### [What is expected]
Output the material word for word. Leave each picture out.
[Start of Raw records]
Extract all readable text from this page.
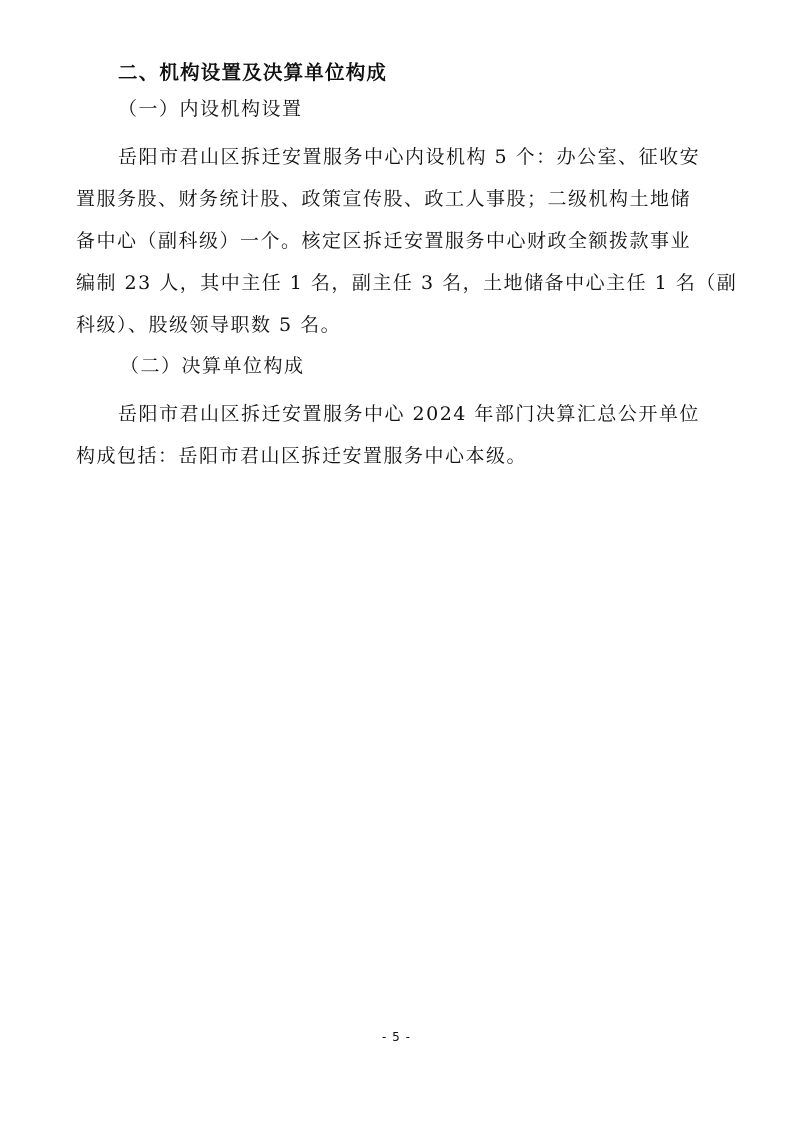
二、机构设置及决算单位构成
（一）内设机构设置
岳阳市君山区拆迁安置服务中心内设机构 5 个：办公室、征收安
置服务股、财务统计股、政策宣传股、政工人事股；二级机构土地储
备中心（副科级）一个。核定区拆迁安置服务中心财政全额拨款事业
编制 23 人，其中主任 1 名，副主任 3 名，土地储备中心主任 1 名（副
科级）、股级领导职数 5 名。
（二）决算单位构成
岳阳市君山区拆迁安置服务中心 2024 年部门决算汇总公开单位
构成包括：岳阳市君山区拆迁安置服务中心本级。
- 5 -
[End of Raw records]
### [Result of the exercise]
Extract all readable text from this page.
二、机构设置及决算单位构成
（一）内设机构设置
岳阳市君山区拆迁安置服务中心内设机构 5 个：办公室、征收安
置服务股、财务统计股、政策宣传股、政工人事股；二级机构土地储
备中心（副科级）一个。核定区拆迁安置服务中心财政全额拨款事业
编制 23 人，其中主任 1 名，副主任 3 名，土地储备中心主任 1 名（副
科级）、股级领导职数 5 名。
（二）决算单位构成
岳阳市君山区拆迁安置服务中心 2024 年部门决算汇总公开单位
构成包括：岳阳市君山区拆迁安置服务中心本级。
- 5 -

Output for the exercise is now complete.